Go through the listing and set it down exactly, leaving out its pictures.

+++ Recorded information +++

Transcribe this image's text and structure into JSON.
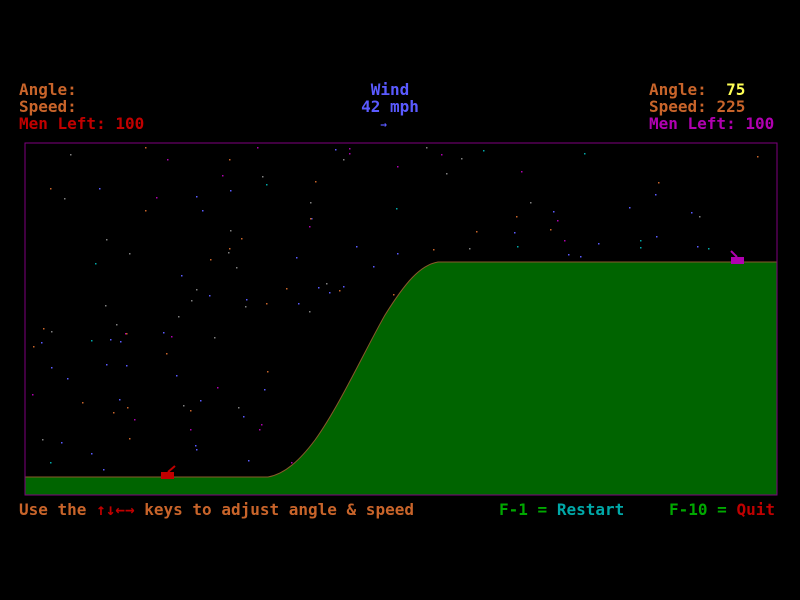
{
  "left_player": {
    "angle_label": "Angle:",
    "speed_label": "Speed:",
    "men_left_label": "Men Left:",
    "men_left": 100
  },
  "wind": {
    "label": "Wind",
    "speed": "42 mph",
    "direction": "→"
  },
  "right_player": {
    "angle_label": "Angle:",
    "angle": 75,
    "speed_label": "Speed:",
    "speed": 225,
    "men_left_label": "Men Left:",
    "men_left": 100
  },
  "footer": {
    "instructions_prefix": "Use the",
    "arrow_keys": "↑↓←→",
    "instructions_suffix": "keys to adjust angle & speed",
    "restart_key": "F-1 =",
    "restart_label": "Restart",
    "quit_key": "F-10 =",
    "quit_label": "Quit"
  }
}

+++

_Completed exercise_:
Transcribe this image's text and structure into JSON.
{
  "left_player": {
    "angle_label": "Angle:",
    "speed_label": "Speed:",
    "men_left_label": "Men Left:",
    "men_left": 100
  },
  "wind": {
    "label": "Wind",
    "speed": "42 mph",
    "direction": "→"
  },
  "right_player": {
    "angle_label": "Angle:",
    "angle": 75,
    "speed_label": "Speed:",
    "speed": 225,
    "men_left_label": "Men Left:",
    "men_left": 100
  },
  "footer": {
    "instructions_prefix": "Use the",
    "arrow_keys": "↑↓←→",
    "instructions_suffix": "keys to adjust angle & speed",
    "restart_key": "F-1 =",
    "restart_label": "Restart",
    "quit_key": "F-10 =",
    "quit_label": "Quit"
  }
}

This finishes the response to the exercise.